## Stored dataset items
^^^^
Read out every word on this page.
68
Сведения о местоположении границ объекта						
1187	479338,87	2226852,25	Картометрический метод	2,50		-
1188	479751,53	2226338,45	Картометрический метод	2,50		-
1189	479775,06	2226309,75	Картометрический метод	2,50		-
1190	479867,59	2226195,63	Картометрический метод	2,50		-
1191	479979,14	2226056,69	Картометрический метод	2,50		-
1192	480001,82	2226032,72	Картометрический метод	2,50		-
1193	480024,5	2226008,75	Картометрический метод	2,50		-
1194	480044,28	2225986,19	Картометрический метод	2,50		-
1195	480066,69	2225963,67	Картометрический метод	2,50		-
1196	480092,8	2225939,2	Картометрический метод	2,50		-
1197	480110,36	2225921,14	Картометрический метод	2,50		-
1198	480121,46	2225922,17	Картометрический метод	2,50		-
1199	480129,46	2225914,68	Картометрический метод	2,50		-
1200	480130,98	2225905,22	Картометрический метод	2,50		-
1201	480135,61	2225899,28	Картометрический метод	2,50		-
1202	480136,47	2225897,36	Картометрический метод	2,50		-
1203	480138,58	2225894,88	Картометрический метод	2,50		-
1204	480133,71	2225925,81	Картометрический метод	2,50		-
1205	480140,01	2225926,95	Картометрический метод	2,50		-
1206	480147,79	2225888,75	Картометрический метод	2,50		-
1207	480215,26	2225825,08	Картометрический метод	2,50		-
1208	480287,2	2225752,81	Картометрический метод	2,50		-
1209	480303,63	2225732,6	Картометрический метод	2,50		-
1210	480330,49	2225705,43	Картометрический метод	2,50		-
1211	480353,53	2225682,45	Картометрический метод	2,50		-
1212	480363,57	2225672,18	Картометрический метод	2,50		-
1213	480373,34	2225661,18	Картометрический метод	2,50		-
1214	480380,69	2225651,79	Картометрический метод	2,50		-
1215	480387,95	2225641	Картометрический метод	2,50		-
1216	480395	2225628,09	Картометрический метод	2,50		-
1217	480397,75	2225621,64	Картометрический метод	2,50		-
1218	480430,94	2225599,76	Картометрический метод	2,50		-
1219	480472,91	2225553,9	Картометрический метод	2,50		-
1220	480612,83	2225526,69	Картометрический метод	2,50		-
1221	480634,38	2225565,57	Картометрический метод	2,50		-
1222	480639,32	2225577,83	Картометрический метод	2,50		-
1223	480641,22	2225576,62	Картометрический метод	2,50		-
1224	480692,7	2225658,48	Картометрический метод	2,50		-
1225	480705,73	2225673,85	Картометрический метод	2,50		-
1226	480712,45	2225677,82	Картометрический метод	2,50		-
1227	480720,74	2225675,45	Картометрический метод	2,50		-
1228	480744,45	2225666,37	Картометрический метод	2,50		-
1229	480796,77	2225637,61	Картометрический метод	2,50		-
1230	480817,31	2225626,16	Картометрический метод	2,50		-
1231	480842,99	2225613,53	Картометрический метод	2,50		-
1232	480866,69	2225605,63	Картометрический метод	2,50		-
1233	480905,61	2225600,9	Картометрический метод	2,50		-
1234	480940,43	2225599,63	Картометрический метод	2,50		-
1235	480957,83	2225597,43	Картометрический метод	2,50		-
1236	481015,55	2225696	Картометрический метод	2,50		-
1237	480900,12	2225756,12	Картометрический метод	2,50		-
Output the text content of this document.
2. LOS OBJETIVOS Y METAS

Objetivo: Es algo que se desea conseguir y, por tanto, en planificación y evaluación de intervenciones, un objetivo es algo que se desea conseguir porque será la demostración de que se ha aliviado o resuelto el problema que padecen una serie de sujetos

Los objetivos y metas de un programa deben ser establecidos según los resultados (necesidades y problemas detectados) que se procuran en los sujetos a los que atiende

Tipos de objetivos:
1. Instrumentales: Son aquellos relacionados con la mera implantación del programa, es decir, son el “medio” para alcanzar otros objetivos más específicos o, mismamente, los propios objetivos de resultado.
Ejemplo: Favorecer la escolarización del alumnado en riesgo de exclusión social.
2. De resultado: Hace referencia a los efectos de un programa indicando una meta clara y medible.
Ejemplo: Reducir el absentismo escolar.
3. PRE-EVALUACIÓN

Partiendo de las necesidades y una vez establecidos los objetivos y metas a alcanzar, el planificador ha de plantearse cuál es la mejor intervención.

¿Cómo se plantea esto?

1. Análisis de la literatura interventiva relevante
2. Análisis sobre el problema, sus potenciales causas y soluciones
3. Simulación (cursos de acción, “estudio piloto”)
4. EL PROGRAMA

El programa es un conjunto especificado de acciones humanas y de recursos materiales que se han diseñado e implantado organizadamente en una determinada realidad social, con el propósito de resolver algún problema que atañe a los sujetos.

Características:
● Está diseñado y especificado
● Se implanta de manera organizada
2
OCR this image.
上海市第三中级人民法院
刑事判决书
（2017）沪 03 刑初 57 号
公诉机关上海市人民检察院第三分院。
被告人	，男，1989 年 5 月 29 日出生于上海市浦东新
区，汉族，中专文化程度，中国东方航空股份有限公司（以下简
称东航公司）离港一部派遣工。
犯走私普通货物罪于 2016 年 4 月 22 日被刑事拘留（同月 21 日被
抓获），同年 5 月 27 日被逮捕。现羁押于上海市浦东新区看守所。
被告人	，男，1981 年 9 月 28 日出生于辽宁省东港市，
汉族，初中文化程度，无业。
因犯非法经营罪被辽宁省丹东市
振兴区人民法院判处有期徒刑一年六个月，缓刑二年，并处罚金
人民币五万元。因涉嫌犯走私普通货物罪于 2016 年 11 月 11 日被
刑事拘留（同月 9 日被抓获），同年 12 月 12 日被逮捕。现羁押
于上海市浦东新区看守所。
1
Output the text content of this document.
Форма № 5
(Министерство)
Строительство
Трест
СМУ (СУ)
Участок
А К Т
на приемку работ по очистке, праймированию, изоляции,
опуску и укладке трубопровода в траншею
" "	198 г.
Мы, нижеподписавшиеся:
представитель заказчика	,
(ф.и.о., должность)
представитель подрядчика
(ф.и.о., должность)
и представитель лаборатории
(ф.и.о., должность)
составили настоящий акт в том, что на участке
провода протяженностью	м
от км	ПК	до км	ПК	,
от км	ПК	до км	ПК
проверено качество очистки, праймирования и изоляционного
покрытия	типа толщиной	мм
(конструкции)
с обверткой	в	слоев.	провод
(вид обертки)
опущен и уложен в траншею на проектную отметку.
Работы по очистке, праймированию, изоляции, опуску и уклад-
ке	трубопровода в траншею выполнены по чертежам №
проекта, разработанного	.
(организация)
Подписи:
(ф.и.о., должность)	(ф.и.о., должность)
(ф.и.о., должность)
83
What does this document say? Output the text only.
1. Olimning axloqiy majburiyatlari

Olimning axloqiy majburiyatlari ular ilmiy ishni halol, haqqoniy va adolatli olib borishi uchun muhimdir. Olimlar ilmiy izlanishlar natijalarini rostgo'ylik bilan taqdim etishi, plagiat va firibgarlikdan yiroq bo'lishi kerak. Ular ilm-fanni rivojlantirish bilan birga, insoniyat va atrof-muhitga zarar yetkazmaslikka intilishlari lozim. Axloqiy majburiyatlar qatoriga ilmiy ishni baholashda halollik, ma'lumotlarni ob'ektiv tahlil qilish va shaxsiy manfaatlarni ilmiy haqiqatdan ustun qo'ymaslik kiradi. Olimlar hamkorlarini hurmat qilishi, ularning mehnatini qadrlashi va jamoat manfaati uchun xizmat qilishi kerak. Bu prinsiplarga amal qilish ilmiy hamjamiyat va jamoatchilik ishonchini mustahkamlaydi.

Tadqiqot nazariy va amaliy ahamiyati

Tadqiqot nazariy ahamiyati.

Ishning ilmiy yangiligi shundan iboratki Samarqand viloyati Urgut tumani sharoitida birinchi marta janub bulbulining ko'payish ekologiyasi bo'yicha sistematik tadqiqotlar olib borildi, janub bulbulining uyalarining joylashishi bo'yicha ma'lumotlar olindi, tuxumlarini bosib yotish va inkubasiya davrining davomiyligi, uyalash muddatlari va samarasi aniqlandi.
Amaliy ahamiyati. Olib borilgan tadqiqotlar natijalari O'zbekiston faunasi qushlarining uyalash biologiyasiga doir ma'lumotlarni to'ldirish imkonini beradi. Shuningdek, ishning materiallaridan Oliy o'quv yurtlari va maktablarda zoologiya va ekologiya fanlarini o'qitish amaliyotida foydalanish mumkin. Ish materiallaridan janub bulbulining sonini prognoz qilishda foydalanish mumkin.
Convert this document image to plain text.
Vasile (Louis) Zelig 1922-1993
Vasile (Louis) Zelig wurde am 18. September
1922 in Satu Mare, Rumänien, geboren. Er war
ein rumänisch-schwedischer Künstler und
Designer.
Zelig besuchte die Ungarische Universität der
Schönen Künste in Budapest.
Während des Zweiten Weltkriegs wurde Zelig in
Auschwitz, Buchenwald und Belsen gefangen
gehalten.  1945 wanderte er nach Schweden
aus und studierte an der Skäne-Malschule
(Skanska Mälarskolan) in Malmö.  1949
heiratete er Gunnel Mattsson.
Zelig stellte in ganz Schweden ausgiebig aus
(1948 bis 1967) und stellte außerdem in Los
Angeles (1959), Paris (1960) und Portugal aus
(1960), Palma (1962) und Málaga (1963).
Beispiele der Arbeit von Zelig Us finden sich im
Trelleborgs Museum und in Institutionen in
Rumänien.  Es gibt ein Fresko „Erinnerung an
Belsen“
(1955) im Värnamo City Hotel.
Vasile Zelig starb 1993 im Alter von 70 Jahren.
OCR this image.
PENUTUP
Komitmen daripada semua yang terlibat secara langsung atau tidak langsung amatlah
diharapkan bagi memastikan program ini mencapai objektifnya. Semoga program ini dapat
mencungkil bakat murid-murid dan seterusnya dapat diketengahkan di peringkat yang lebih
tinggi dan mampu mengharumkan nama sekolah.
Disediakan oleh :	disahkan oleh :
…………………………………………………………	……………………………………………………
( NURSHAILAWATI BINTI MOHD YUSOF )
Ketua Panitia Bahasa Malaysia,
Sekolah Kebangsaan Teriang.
^^^^
## Written instruction
Look for "wurde" and pull out every line that has it.

## Answer to this exercise
Vasile (Louis) Zelig wurde am 18. September
Während des Zweiten Weltkriegs wurde Zelig in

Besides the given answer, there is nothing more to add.